Required work
Repeat the listing in full, word for word.
● ● ● ● ● ● ●
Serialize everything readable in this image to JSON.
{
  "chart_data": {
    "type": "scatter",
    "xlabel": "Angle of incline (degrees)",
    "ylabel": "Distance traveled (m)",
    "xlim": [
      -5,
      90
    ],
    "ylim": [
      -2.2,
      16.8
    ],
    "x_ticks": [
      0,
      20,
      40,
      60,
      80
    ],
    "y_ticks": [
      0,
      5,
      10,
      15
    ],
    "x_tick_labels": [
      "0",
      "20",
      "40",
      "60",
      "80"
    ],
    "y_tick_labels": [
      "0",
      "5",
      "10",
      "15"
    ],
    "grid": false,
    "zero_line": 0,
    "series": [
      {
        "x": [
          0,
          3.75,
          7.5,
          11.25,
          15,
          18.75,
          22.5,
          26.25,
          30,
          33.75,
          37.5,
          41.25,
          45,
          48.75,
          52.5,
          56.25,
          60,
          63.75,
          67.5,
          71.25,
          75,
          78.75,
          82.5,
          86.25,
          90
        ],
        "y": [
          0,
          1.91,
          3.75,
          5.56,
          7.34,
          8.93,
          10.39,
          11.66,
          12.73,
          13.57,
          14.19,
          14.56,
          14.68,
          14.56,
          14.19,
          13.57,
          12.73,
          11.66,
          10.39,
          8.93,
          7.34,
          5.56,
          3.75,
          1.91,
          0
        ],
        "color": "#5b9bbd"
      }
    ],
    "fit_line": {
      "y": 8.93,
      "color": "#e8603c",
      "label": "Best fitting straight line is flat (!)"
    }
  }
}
● ● ● ● ● ● ●
The answer
Serialize everything readable in this image to JSON.
{
  "chart_data": {
    "type": "scatter",
    "xlabel": "Angle of incline (degrees)",
    "ylabel": "Distance traveled (m)",
    "xlim": [
      -5,
      90
    ],
    "ylim": [
      -2.2,
      16.8
    ],
    "x_ticks": [
      0,
      20,
      40,
      60,
      80
    ],
    "y_ticks": [
      0,
      5,
      10,
      15
    ],
    "x_tick_labels": [
      "0",
      "20",
      "40",
      "60",
      "80"
    ],
    "y_tick_labels": [
      "0",
      "5",
      "10",
      "15"
    ],
    "grid": false,
    "zero_line": 0,
    "series": [
      {
        "x": [
          0,
          3.75,
          7.5,
          11.25,
          15,
          18.75,
          22.5,
          26.25,
          30,
          33.75,
          37.5,
          41.25,
          45,
          48.75,
          52.5,
          56.25,
          60,
          63.75,
          67.5,
          71.25,
          75,
          78.75,
          82.5,
          86.25,
          90
        ],
        "y": [
          0,
          1.91,
          3.75,
          5.56,
          7.34,
          8.93,
          10.39,
          11.66,
          12.73,
          13.57,
          14.19,
          14.56,
          14.68,
          14.56,
          14.19,
          13.57,
          12.73,
          11.66,
          10.39,
          8.93,
          7.34,
          5.56,
          3.75,
          1.91,
          0
        ],
        "color": "#5b9bbd"
      }
    ],
    "fit_line": {
      "y": 8.93,
      "color": "#e8603c",
      "label": "Best fitting straight line is flat (!)"
    }
  }
}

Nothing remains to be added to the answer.